* [THE TASK]:
The records should be written out in full, with nothing altered.

>>

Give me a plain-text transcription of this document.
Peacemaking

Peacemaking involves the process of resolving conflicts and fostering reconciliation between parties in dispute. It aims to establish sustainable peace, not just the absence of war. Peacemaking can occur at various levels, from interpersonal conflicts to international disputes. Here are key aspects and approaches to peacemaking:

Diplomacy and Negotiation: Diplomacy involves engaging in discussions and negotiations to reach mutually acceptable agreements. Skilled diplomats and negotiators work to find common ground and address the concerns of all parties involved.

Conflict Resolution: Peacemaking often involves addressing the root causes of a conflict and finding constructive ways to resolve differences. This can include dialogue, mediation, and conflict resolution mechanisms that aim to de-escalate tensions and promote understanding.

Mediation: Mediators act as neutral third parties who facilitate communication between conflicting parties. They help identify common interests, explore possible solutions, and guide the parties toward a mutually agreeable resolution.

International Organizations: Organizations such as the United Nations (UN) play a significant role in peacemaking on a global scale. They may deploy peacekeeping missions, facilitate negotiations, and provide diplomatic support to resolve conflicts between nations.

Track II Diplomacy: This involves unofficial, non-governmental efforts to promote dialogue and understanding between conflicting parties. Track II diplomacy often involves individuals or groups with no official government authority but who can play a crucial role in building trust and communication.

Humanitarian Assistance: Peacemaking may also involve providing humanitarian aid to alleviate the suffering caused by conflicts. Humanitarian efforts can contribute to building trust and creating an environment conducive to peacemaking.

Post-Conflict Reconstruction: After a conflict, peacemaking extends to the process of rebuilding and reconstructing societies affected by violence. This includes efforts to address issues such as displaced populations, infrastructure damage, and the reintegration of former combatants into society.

<<

* [SOLUTION BELOW]:
Give me a plain-text transcription of this document.
Peacemaking

Peacemaking involves the process of resolving conflicts and fostering reconciliation between parties in dispute. It aims to establish sustainable peace, not just the absence of war. Peacemaking can occur at various levels, from interpersonal conflicts to international disputes. Here are key aspects and approaches to peacemaking:

Diplomacy and Negotiation: Diplomacy involves engaging in discussions and negotiations to reach mutually acceptable agreements. Skilled diplomats and negotiators work to find common ground and address the concerns of all parties involved.

Conflict Resolution: Peacemaking often involves addressing the root causes of a conflict and finding constructive ways to resolve differences. This can include dialogue, mediation, and conflict resolution mechanisms that aim to de-escalate tensions and promote understanding.

Mediation: Mediators act as neutral third parties who facilitate communication between conflicting parties. They help identify common interests, explore possible solutions, and guide the parties toward a mutually agreeable resolution.

International Organizations: Organizations such as the United Nations (UN) play a significant role in peacemaking on a global scale. They may deploy peacekeeping missions, facilitate negotiations, and provide diplomatic support to resolve conflicts between nations.

Track II Diplomacy: This involves unofficial, non-governmental efforts to promote dialogue and understanding between conflicting parties. Track II diplomacy often involves individuals or groups with no official government authority but who can play a crucial role in building trust and communication.

Humanitarian Assistance: Peacemaking may also involve providing humanitarian aid to alleviate the suffering caused by conflicts. Humanitarian efforts can contribute to building trust and creating an environment conducive to peacemaking.

Post-Conflict Reconstruction: After a conflict, peacemaking extends to the process of rebuilding and reconstructing societies affected by violence. This includes efforts to address issues such as displaced populations, infrastructure damage, and the reintegration of former combatants into society.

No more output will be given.